Omit every picture, then give all the entries again exactly.
--- begin Record excerpts ---
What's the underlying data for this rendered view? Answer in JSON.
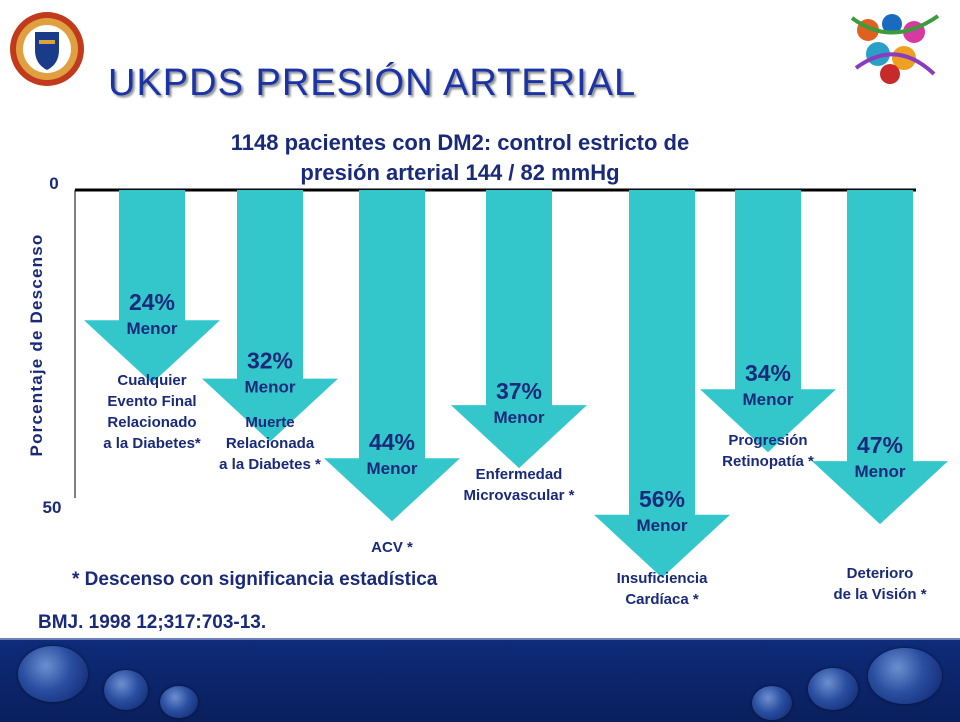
{
  "slide": {
    "title": "UKPDS PRESIÓN ARTERIAL",
    "subtitle_line1": "1148 pacientes con DM2: control estricto de",
    "subtitle_line2": "presión arterial 144 / 82 mmHg",
    "footnote": "* Descenso con significancia estadística",
    "citation": "BMJ. 1998 12;317:703-13.",
    "colors": {
      "title": "#1a33a6",
      "text": "#1a2a7a",
      "arrow": "#33c7cc",
      "band": "#0e2c7a"
    },
    "icons": [
      "university-seal-icon",
      "dna-logo-icon"
    ]
  },
  "chart_data": {
    "type": "bar",
    "ylabel": "Porcentaje de Descenso",
    "ylim": [
      0,
      50
    ],
    "y_ticks": [
      "0",
      "50"
    ],
    "value_suffix": "Menor",
    "categories": [
      [
        "Cualquier",
        "Evento Final",
        "Relacionado",
        "a la Diabetes*"
      ],
      [
        "Muerte",
        "Relacionada",
        "a la Diabetes *"
      ],
      [
        "ACV *"
      ],
      [
        "Enfermedad",
        "Microvascular *"
      ],
      [
        "Insuficiencia",
        "Cardíaca *"
      ],
      [
        "Progresión",
        "Retinopatía *"
      ],
      [
        "Deterioro",
        "de la Visión *"
      ]
    ],
    "values": [
      24,
      32,
      44,
      37,
      56,
      34,
      47
    ],
    "value_labels": [
      "24%",
      "32%",
      "44%",
      "37%",
      "56%",
      "34%",
      "47%"
    ]
  }
}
--- end Record excerpts ---
*Exercise solution:*
What's the underlying data for this rendered view? Answer in JSON.
{
  "slide": {
    "title": "UKPDS PRESIÓN ARTERIAL",
    "subtitle_line1": "1148 pacientes con DM2: control estricto de",
    "subtitle_line2": "presión arterial 144 / 82 mmHg",
    "footnote": "* Descenso con significancia estadística",
    "citation": "BMJ. 1998 12;317:703-13.",
    "colors": {
      "title": "#1a33a6",
      "text": "#1a2a7a",
      "arrow": "#33c7cc",
      "band": "#0e2c7a"
    },
    "icons": [
      "university-seal-icon",
      "dna-logo-icon"
    ]
  },
  "chart_data": {
    "type": "bar",
    "ylabel": "Porcentaje de Descenso",
    "ylim": [
      0,
      50
    ],
    "y_ticks": [
      "0",
      "50"
    ],
    "value_suffix": "Menor",
    "categories": [
      [
        "Cualquier",
        "Evento Final",
        "Relacionado",
        "a la Diabetes*"
      ],
      [
        "Muerte",
        "Relacionada",
        "a la Diabetes *"
      ],
      [
        "ACV *"
      ],
      [
        "Enfermedad",
        "Microvascular *"
      ],
      [
        "Insuficiencia",
        "Cardíaca *"
      ],
      [
        "Progresión",
        "Retinopatía *"
      ],
      [
        "Deterioro",
        "de la Visión *"
      ]
    ],
    "values": [
      24,
      32,
      44,
      37,
      56,
      34,
      47
    ],
    "value_labels": [
      "24%",
      "32%",
      "44%",
      "37%",
      "56%",
      "34%",
      "47%"
    ]
  }
}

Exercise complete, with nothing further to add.